DO THIS: Reproduce the lines below without any change, from the very first line through the line containing "svg-text:128d: 128d xyxy=(369,1865,413,1886)", with both of those lines included.

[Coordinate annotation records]

▼

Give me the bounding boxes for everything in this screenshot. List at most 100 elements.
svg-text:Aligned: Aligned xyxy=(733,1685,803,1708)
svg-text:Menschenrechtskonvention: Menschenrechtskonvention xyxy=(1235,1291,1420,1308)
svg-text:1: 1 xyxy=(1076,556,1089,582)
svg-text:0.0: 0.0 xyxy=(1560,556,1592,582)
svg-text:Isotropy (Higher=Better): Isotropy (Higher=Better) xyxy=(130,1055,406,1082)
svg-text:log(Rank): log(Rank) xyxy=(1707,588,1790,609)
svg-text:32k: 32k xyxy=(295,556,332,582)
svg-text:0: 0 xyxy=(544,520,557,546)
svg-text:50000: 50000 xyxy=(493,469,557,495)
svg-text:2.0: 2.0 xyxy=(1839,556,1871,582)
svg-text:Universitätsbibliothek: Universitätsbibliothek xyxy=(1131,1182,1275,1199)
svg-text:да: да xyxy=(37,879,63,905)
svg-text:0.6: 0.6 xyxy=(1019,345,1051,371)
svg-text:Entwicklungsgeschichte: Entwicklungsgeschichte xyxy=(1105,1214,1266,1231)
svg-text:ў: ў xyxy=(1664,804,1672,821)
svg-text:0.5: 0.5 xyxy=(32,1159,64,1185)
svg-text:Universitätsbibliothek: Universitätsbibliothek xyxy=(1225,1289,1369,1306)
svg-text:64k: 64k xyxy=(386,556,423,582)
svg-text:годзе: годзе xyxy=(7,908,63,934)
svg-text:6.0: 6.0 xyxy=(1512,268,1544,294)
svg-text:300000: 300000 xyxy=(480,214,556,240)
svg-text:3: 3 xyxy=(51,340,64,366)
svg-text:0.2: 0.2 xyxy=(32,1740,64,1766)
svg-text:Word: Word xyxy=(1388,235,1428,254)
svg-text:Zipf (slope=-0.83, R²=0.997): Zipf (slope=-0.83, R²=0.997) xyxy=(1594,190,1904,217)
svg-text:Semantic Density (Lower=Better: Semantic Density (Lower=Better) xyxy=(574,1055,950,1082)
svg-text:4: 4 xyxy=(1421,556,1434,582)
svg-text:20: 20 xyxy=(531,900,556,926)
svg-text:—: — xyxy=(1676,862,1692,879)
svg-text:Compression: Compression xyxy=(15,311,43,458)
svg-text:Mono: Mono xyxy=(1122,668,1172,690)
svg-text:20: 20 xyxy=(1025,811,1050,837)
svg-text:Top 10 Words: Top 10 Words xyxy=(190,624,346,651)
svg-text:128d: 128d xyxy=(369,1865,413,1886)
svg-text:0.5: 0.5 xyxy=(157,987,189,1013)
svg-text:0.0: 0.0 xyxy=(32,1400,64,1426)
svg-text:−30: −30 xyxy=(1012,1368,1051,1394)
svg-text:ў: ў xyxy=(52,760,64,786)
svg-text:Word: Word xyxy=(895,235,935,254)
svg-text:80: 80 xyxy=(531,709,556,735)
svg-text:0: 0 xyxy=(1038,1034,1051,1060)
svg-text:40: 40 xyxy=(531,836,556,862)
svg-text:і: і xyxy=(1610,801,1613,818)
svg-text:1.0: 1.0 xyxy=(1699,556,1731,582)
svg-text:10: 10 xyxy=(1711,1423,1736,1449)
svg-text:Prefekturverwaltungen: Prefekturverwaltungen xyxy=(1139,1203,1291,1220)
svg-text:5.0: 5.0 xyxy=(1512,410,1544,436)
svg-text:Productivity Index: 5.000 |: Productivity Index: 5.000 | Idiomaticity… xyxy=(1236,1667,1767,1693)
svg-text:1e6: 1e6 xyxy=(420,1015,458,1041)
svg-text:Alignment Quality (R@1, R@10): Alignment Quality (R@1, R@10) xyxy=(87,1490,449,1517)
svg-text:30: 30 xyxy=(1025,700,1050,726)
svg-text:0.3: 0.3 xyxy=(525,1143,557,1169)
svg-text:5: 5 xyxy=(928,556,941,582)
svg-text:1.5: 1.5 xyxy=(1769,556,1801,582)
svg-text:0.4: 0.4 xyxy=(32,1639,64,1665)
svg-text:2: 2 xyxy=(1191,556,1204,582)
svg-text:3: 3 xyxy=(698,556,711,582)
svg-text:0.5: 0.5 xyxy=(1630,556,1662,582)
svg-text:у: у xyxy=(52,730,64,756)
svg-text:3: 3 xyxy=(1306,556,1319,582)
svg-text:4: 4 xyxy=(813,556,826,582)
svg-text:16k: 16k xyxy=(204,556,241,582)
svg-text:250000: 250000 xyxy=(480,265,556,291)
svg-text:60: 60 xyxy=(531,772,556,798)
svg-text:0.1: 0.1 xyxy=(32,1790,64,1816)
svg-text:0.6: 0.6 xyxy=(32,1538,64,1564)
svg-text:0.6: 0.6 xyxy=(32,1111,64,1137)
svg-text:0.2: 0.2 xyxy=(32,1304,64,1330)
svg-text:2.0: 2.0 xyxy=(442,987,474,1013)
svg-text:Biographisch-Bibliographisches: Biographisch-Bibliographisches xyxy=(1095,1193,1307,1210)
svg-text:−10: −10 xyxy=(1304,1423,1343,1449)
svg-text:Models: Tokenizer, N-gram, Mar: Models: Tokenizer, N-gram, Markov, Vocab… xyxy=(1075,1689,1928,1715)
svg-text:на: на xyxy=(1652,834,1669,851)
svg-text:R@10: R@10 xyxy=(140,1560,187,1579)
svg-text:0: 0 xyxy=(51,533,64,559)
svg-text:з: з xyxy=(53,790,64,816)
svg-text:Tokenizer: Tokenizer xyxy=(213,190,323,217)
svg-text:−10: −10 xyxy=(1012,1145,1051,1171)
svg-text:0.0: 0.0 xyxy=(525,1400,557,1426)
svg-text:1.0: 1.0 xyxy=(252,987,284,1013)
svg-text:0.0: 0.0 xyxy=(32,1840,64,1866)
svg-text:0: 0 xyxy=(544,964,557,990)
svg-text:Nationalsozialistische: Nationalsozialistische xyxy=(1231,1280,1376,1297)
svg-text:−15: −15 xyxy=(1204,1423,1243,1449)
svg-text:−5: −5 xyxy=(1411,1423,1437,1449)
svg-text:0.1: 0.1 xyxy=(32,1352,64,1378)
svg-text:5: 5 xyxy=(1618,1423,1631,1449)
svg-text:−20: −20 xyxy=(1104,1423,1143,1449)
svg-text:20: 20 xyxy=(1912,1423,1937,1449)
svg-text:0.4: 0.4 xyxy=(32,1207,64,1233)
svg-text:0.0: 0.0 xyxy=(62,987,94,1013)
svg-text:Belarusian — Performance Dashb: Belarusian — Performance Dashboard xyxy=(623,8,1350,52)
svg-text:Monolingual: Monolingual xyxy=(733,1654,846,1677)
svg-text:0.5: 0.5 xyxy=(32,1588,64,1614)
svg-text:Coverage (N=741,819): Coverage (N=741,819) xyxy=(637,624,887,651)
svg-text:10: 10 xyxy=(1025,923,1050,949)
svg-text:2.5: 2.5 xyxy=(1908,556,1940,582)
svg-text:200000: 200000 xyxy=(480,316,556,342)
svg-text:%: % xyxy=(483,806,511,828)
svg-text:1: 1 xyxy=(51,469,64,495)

▲

ANSWER IN FULL:
Give me the bounding boxes for everything in this screenshot. List at most 100 elements.
svg-text:Aligned: Aligned xyxy=(733,1685,803,1708)
svg-text:Menschenrechtskonvention: Menschenrechtskonvention xyxy=(1235,1291,1420,1308)
svg-text:1: 1 xyxy=(1076,556,1089,582)
svg-text:0.0: 0.0 xyxy=(1560,556,1592,582)
svg-text:Isotropy (Higher=Better): Isotropy (Higher=Better) xyxy=(130,1055,406,1082)
svg-text:log(Rank): log(Rank) xyxy=(1707,588,1790,609)
svg-text:32k: 32k xyxy=(295,556,332,582)
svg-text:0: 0 xyxy=(544,520,557,546)
svg-text:50000: 50000 xyxy=(493,469,557,495)
svg-text:2.0: 2.0 xyxy=(1839,556,1871,582)
svg-text:Universitätsbibliothek: Universitätsbibliothek xyxy=(1131,1182,1275,1199)
svg-text:да: да xyxy=(37,879,63,905)
svg-text:0.6: 0.6 xyxy=(1019,345,1051,371)
svg-text:Entwicklungsgeschichte: Entwicklungsgeschichte xyxy=(1105,1214,1266,1231)
svg-text:ў: ў xyxy=(1664,804,1672,821)
svg-text:0.5: 0.5 xyxy=(32,1159,64,1185)
svg-text:Universitätsbibliothek: Universitätsbibliothek xyxy=(1225,1289,1369,1306)
svg-text:64k: 64k xyxy=(386,556,423,582)
svg-text:годзе: годзе xyxy=(7,908,63,934)
svg-text:6.0: 6.0 xyxy=(1512,268,1544,294)
svg-text:300000: 300000 xyxy=(480,214,556,240)
svg-text:3: 3 xyxy=(51,340,64,366)
svg-text:0.2: 0.2 xyxy=(32,1740,64,1766)
svg-text:Word: Word xyxy=(1388,235,1428,254)
svg-text:Zipf (slope=-0.83, R²=0.997): Zipf (slope=-0.83, R²=0.997) xyxy=(1594,190,1904,217)
svg-text:Semantic Density (Lower=Better: Semantic Density (Lower=Better) xyxy=(574,1055,950,1082)
svg-text:4: 4 xyxy=(1421,556,1434,582)
svg-text:20: 20 xyxy=(531,900,556,926)
svg-text:—: — xyxy=(1676,862,1692,879)
svg-text:Compression: Compression xyxy=(15,311,43,458)
svg-text:Mono: Mono xyxy=(1122,668,1172,690)
svg-text:20: 20 xyxy=(1025,811,1050,837)
svg-text:Top 10 Words: Top 10 Words xyxy=(190,624,346,651)
svg-text:128d: 128d xyxy=(369,1865,413,1886)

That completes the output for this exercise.